- **Material supplied**

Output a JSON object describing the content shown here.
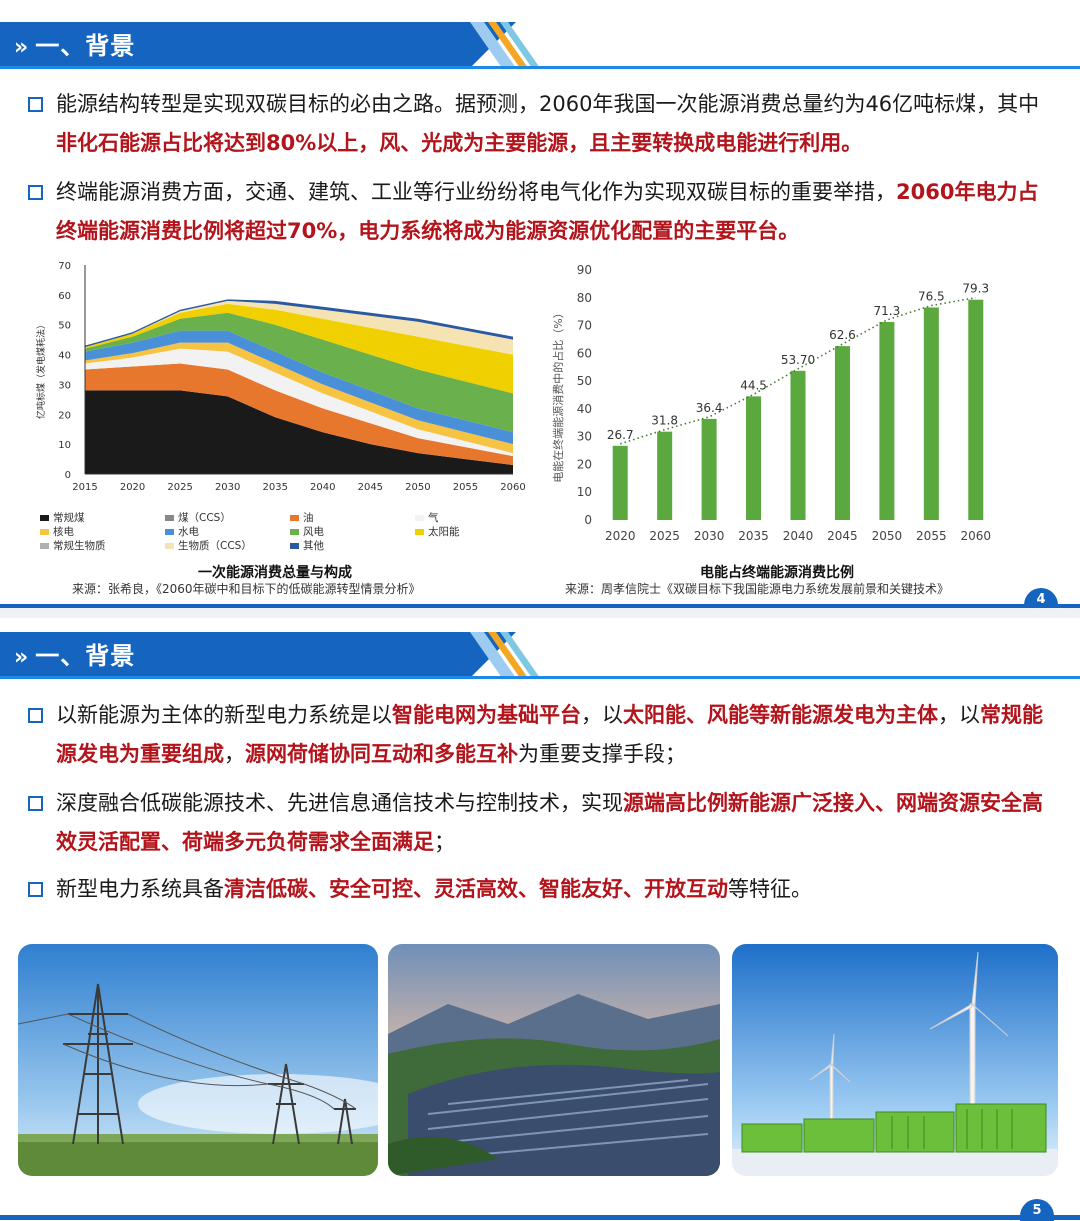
{
  "slide1": {
    "header": {
      "chevron": "»",
      "title": "一、背景"
    },
    "bullets": [
      {
        "parts": [
          {
            "text": "能源结构转型是实现双碳目标的必由之路。据预测，2060年我国一次能源消费总量约为46亿吨标煤，其中",
            "red": false
          },
          {
            "text": "非化石能源占比将达到80%以上，风、光成为主要能源，且主要转换成电能进行利用。",
            "red": true
          }
        ]
      },
      {
        "parts": [
          {
            "text": "终端能源消费方面，交通、建筑、工业等行业纷纷将电气化作为实现双碳目标的重要举措，",
            "red": false
          },
          {
            "text": "2060年电力占终端能源消费比例将超过70%，电力系统将成为能源资源优化配置的主要平台。",
            "red": true
          }
        ]
      }
    ],
    "area_chart": {
      "title": "一次能源消费总量与构成",
      "source": "来源：张希良，《2060年碳中和目标下的低碳能源转型情景分析》",
      "ylabel": "亿吨标煤（发电煤耗法）",
      "legend": [
        {
          "label": "常规煤",
          "color": "#1a1a1a"
        },
        {
          "label": "煤（CCS）",
          "color": "#888888"
        },
        {
          "label": "油",
          "color": "#e8772e"
        },
        {
          "label": "气",
          "color": "#f2f2f2"
        },
        {
          "label": "核电",
          "color": "#f6c343"
        },
        {
          "label": "水电",
          "color": "#4a90d9"
        },
        {
          "label": "风电",
          "color": "#6ab04c"
        },
        {
          "label": "太阳能",
          "color": "#f0d000"
        },
        {
          "label": "常规生物质",
          "color": "#b0b0b0"
        },
        {
          "label": "生物质（CCS）",
          "color": "#f6e3b4"
        },
        {
          "label": "其他",
          "color": "#2c5aa0"
        }
      ]
    },
    "bar_chart": {
      "title": "电能占终端能源消费比例",
      "source": "来源：周孝信院士《双碳目标下我国能源电力系统发展前景和关键技术》",
      "ylabel": "电能在终端能源消费中的占比（%）",
      "bar_color": "#5aa83e"
    },
    "page_number": "4"
  },
  "slide2": {
    "header": {
      "chevron": "»",
      "title": "一、背景"
    },
    "bullets": [
      {
        "parts": [
          {
            "text": "以新能源为主体的新型电力系统是以",
            "red": false
          },
          {
            "text": "智能电网为基础平台",
            "red": true
          },
          {
            "text": "，以",
            "red": false
          },
          {
            "text": "太阳能、风能等新能源发电为主体",
            "red": true
          },
          {
            "text": "，以",
            "red": false
          },
          {
            "text": "常规能源发电为重要组成",
            "red": true
          },
          {
            "text": "，",
            "red": false
          },
          {
            "text": "源网荷储协同互动和多能互补",
            "red": true
          },
          {
            "text": "为重要支撑手段；",
            "red": false
          }
        ]
      },
      {
        "parts": [
          {
            "text": "深度融合低碳能源技术、先进信息通信技术与控制技术，实现",
            "red": false
          },
          {
            "text": "源端高比例新能源广泛接入、网端资源安全高效灵活配置、荷端多元负荷需求全面满足",
            "red": true
          },
          {
            "text": "；",
            "red": false
          }
        ]
      },
      {
        "parts": [
          {
            "text": "新型电力系统具备",
            "red": false
          },
          {
            "text": "清洁低碳、安全可控、灵活高效、智能友好、开放互动",
            "red": true
          },
          {
            "text": "等特征。",
            "red": false
          }
        ]
      }
    ],
    "photos": [
      "power-transmission-towers",
      "mountain-solar-farm",
      "wind-turbine-energy-storage"
    ],
    "page_number": "5"
  },
  "chart_data": [
    {
      "type": "area",
      "title": "一次能源消费总量与构成",
      "ylabel": "亿吨标煤（发电煤耗法）",
      "x": [
        2015,
        2020,
        2025,
        2030,
        2035,
        2040,
        2045,
        2050,
        2055,
        2060
      ],
      "ylim": [
        0,
        70
      ],
      "yticks": [
        0,
        10,
        20,
        30,
        40,
        50,
        60,
        70
      ],
      "series": [
        {
          "name": "常规煤",
          "values": [
            28,
            28,
            28,
            26,
            19,
            14,
            10,
            7,
            5,
            3
          ]
        },
        {
          "name": "油",
          "values": [
            7,
            8,
            9,
            9,
            9,
            8,
            7,
            5,
            4,
            3
          ]
        },
        {
          "name": "气",
          "values": [
            2,
            3,
            5,
            6,
            6,
            5,
            4,
            3,
            2,
            1
          ]
        },
        {
          "name": "核电",
          "values": [
            1,
            1.5,
            2,
            3,
            3,
            3,
            3,
            3,
            3,
            3
          ]
        },
        {
          "name": "水电",
          "values": [
            3,
            3.5,
            4,
            4,
            4,
            4,
            4,
            4,
            4,
            4
          ]
        },
        {
          "name": "风电",
          "values": [
            1,
            2,
            4,
            6,
            9,
            11,
            12,
            13,
            13,
            13
          ]
        },
        {
          "name": "太阳能",
          "values": [
            0.5,
            1,
            2,
            3,
            5,
            7,
            9,
            11,
            12,
            13
          ]
        },
        {
          "name": "生物质（CCS）",
          "values": [
            0,
            0,
            0.5,
            1,
            2,
            3,
            4,
            5,
            5,
            5
          ]
        },
        {
          "name": "其他",
          "values": [
            0.5,
            0.5,
            0.5,
            0.5,
            1,
            1,
            1,
            1,
            1,
            1
          ]
        }
      ]
    },
    {
      "type": "bar",
      "title": "电能占终端能源消费比例",
      "ylabel": "电能在终端能源消费中的占比（%）",
      "categories": [
        "2020",
        "2025",
        "2030",
        "2035",
        "2040",
        "2045",
        "2050",
        "2055",
        "2060"
      ],
      "values": [
        26.7,
        31.8,
        36.4,
        44.5,
        53.7,
        62.6,
        71.3,
        76.5,
        79.3
      ],
      "value_labels": [
        "26.7",
        "31.8",
        "36.4",
        "44.5",
        "53.70",
        "62.6",
        "71.3",
        "76.5",
        "79.3"
      ],
      "ylim": [
        0,
        90
      ],
      "yticks": [
        0,
        10,
        20,
        30,
        40,
        50,
        60,
        70,
        80,
        90
      ],
      "trendline": "dotted"
    }
  ]
}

- **Stated problem**
Please repeat the entries exactly. Do not include the pictures.

- **Correct result**
Output a JSON object describing the content shown here.
{
  "slide1": {
    "header": {
      "chevron": "»",
      "title": "一、背景"
    },
    "bullets": [
      {
        "parts": [
          {
            "text": "能源结构转型是实现双碳目标的必由之路。据预测，2060年我国一次能源消费总量约为46亿吨标煤，其中",
            "red": false
          },
          {
            "text": "非化石能源占比将达到80%以上，风、光成为主要能源，且主要转换成电能进行利用。",
            "red": true
          }
        ]
      },
      {
        "parts": [
          {
            "text": "终端能源消费方面，交通、建筑、工业等行业纷纷将电气化作为实现双碳目标的重要举措，",
            "red": false
          },
          {
            "text": "2060年电力占终端能源消费比例将超过70%，电力系统将成为能源资源优化配置的主要平台。",
            "red": true
          }
        ]
      }
    ],
    "area_chart": {
      "title": "一次能源消费总量与构成",
      "source": "来源：张希良，《2060年碳中和目标下的低碳能源转型情景分析》",
      "ylabel": "亿吨标煤（发电煤耗法）",
      "legend": [
        {
          "label": "常规煤",
          "color": "#1a1a1a"
        },
        {
          "label": "煤（CCS）",
          "color": "#888888"
        },
        {
          "label": "油",
          "color": "#e8772e"
        },
        {
          "label": "气",
          "color": "#f2f2f2"
        },
        {
          "label": "核电",
          "color": "#f6c343"
        },
        {
          "label": "水电",
          "color": "#4a90d9"
        },
        {
          "label": "风电",
          "color": "#6ab04c"
        },
        {
          "label": "太阳能",
          "color": "#f0d000"
        },
        {
          "label": "常规生物质",
          "color": "#b0b0b0"
        },
        {
          "label": "生物质（CCS）",
          "color": "#f6e3b4"
        },
        {
          "label": "其他",
          "color": "#2c5aa0"
        }
      ]
    },
    "bar_chart": {
      "title": "电能占终端能源消费比例",
      "source": "来源：周孝信院士《双碳目标下我国能源电力系统发展前景和关键技术》",
      "ylabel": "电能在终端能源消费中的占比（%）",
      "bar_color": "#5aa83e"
    },
    "page_number": "4"
  },
  "slide2": {
    "header": {
      "chevron": "»",
      "title": "一、背景"
    },
    "bullets": [
      {
        "parts": [
          {
            "text": "以新能源为主体的新型电力系统是以",
            "red": false
          },
          {
            "text": "智能电网为基础平台",
            "red": true
          },
          {
            "text": "，以",
            "red": false
          },
          {
            "text": "太阳能、风能等新能源发电为主体",
            "red": true
          },
          {
            "text": "，以",
            "red": false
          },
          {
            "text": "常规能源发电为重要组成",
            "red": true
          },
          {
            "text": "，",
            "red": false
          },
          {
            "text": "源网荷储协同互动和多能互补",
            "red": true
          },
          {
            "text": "为重要支撑手段；",
            "red": false
          }
        ]
      },
      {
        "parts": [
          {
            "text": "深度融合低碳能源技术、先进信息通信技术与控制技术，实现",
            "red": false
          },
          {
            "text": "源端高比例新能源广泛接入、网端资源安全高效灵活配置、荷端多元负荷需求全面满足",
            "red": true
          },
          {
            "text": "；",
            "red": false
          }
        ]
      },
      {
        "parts": [
          {
            "text": "新型电力系统具备",
            "red": false
          },
          {
            "text": "清洁低碳、安全可控、灵活高效、智能友好、开放互动",
            "red": true
          },
          {
            "text": "等特征。",
            "red": false
          }
        ]
      }
    ],
    "photos": [
      "power-transmission-towers",
      "mountain-solar-farm",
      "wind-turbine-energy-storage"
    ],
    "page_number": "5"
  },
  "chart_data": [
    {
      "type": "area",
      "title": "一次能源消费总量与构成",
      "ylabel": "亿吨标煤（发电煤耗法）",
      "x": [
        2015,
        2020,
        2025,
        2030,
        2035,
        2040,
        2045,
        2050,
        2055,
        2060
      ],
      "ylim": [
        0,
        70
      ],
      "yticks": [
        0,
        10,
        20,
        30,
        40,
        50,
        60,
        70
      ],
      "series": [
        {
          "name": "常规煤",
          "values": [
            28,
            28,
            28,
            26,
            19,
            14,
            10,
            7,
            5,
            3
          ]
        },
        {
          "name": "油",
          "values": [
            7,
            8,
            9,
            9,
            9,
            8,
            7,
            5,
            4,
            3
          ]
        },
        {
          "name": "气",
          "values": [
            2,
            3,
            5,
            6,
            6,
            5,
            4,
            3,
            2,
            1
          ]
        },
        {
          "name": "核电",
          "values": [
            1,
            1.5,
            2,
            3,
            3,
            3,
            3,
            3,
            3,
            3
          ]
        },
        {
          "name": "水电",
          "values": [
            3,
            3.5,
            4,
            4,
            4,
            4,
            4,
            4,
            4,
            4
          ]
        },
        {
          "name": "风电",
          "values": [
            1,
            2,
            4,
            6,
            9,
            11,
            12,
            13,
            13,
            13
          ]
        },
        {
          "name": "太阳能",
          "values": [
            0.5,
            1,
            2,
            3,
            5,
            7,
            9,
            11,
            12,
            13
          ]
        },
        {
          "name": "生物质（CCS）",
          "values": [
            0,
            0,
            0.5,
            1,
            2,
            3,
            4,
            5,
            5,
            5
          ]
        },
        {
          "name": "其他",
          "values": [
            0.5,
            0.5,
            0.5,
            0.5,
            1,
            1,
            1,
            1,
            1,
            1
          ]
        }
      ]
    },
    {
      "type": "bar",
      "title": "电能占终端能源消费比例",
      "ylabel": "电能在终端能源消费中的占比（%）",
      "categories": [
        "2020",
        "2025",
        "2030",
        "2035",
        "2040",
        "2045",
        "2050",
        "2055",
        "2060"
      ],
      "values": [
        26.7,
        31.8,
        36.4,
        44.5,
        53.7,
        62.6,
        71.3,
        76.5,
        79.3
      ],
      "value_labels": [
        "26.7",
        "31.8",
        "36.4",
        "44.5",
        "53.70",
        "62.6",
        "71.3",
        "76.5",
        "79.3"
      ],
      "ylim": [
        0,
        90
      ],
      "yticks": [
        0,
        10,
        20,
        30,
        40,
        50,
        60,
        70,
        80,
        90
      ],
      "trendline": "dotted"
    }
  ]
}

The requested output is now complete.